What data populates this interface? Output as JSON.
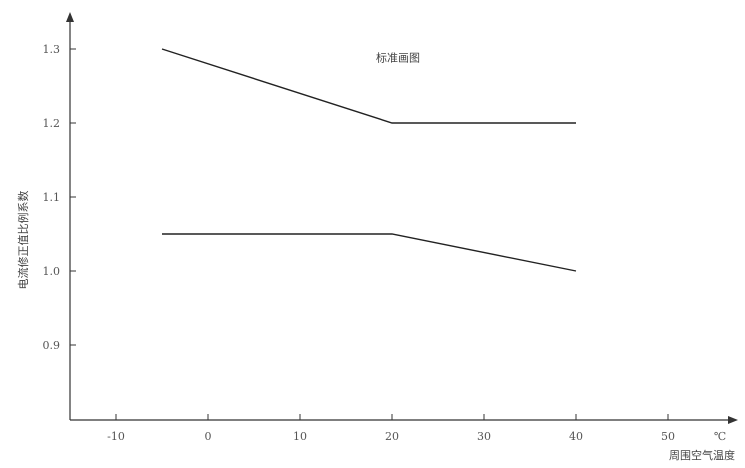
{
  "chart_data": {
    "type": "line",
    "title": "",
    "xlabel": "周围空气温度",
    "ylabel": "电流修正值比例系数",
    "x_unit": "℃",
    "xlim": [
      -15,
      55
    ],
    "ylim": [
      0.8,
      1.32
    ],
    "x_ticks": [
      -10,
      0,
      10,
      20,
      30,
      40,
      50
    ],
    "x_tick_labels": [
      "-10",
      "0",
      "10",
      "20",
      "30",
      "40",
      "50"
    ],
    "y_ticks": [
      0.9,
      1.0,
      1.1,
      1.2,
      1.3
    ],
    "y_tick_labels": [
      "0.9",
      "1.0",
      "1.1",
      "1.2",
      "1.3"
    ],
    "grid": false,
    "annotations": [
      {
        "text": "标准画图",
        "x": 25,
        "y": 1.29
      }
    ],
    "series": [
      {
        "x": [
          -5,
          20,
          40
        ],
        "y": [
          1.3,
          1.2,
          1.2
        ]
      },
      {
        "x": [
          -5,
          20,
          40
        ],
        "y": [
          1.05,
          1.05,
          1.0
        ]
      }
    ]
  }
}
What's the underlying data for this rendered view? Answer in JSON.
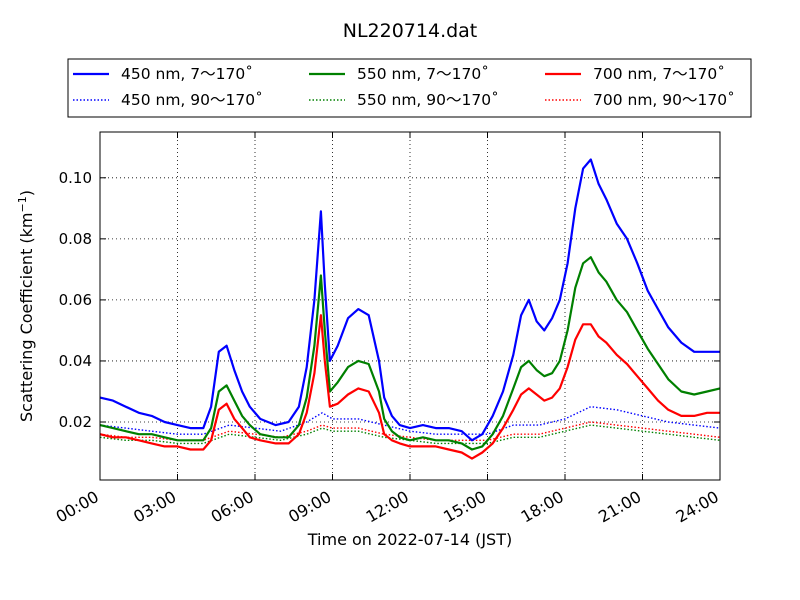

- [WHAT TO PRODUCE]
Identify and extract each line of the listing that contains "this".

- [SOLUTION TO THE EXERCISE]
What data populates this interface? Output as JSON.
What's the underlying data for this rendered view? Answer in JSON.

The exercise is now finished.